Aim
Every entry here needs to be repeated exactly.
=== Records supplied ===
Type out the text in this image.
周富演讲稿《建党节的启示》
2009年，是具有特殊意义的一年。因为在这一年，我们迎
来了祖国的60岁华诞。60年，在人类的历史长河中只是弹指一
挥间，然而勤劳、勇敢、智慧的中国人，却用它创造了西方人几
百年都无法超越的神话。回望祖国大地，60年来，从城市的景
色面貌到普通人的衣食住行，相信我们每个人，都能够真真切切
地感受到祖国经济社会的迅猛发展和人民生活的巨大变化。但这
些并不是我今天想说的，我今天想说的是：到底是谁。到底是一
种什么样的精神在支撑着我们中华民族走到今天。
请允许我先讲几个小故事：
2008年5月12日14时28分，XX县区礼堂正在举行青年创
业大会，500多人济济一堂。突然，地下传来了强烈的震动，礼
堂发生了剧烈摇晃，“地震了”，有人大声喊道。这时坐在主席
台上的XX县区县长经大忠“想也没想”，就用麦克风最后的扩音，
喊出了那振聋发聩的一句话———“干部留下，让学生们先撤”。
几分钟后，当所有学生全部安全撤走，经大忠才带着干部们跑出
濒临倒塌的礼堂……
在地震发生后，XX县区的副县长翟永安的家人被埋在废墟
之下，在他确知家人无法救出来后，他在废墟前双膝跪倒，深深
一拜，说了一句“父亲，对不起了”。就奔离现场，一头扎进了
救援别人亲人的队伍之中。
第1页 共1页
===
Result below
Type out the text in this image.
周富演讲稿《建党节的启示》
2009年，是具有特殊意义的一年。因为在这一年，我们迎
来了祖国的60岁华诞。60年，在人类的历史长河中只是弹指一
挥间，然而勤劳、勇敢、智慧的中国人，却用它创造了西方人几
百年都无法超越的神话。回望祖国大地，60年来，从城市的景
色面貌到普通人的衣食住行，相信我们每个人，都能够真真切切
地感受到祖国经济社会的迅猛发展和人民生活的巨大变化。但这
些并不是我今天想说的，我今天想说的是：到底是谁。到底是一
种什么样的精神在支撑着我们中华民族走到今天。
请允许我先讲几个小故事：
2008年5月12日14时28分，XX县区礼堂正在举行青年创
业大会，500多人济济一堂。突然，地下传来了强烈的震动，礼
堂发生了剧烈摇晃，“地震了”，有人大声喊道。这时坐在主席
台上的XX县区县长经大忠“想也没想”，就用麦克风最后的扩音，
喊出了那振聋发聩的一句话———“干部留下，让学生们先撤”。
几分钟后，当所有学生全部安全撤走，经大忠才带着干部们跑出
濒临倒塌的礼堂……
在地震发生后，XX县区的副县长翟永安的家人被埋在废墟
之下，在他确知家人无法救出来后，他在废墟前双膝跪倒，深深
一拜，说了一句“父亲，对不起了”。就奔离现场，一头扎进了
救援别人亲人的队伍之中。
第1页 共1页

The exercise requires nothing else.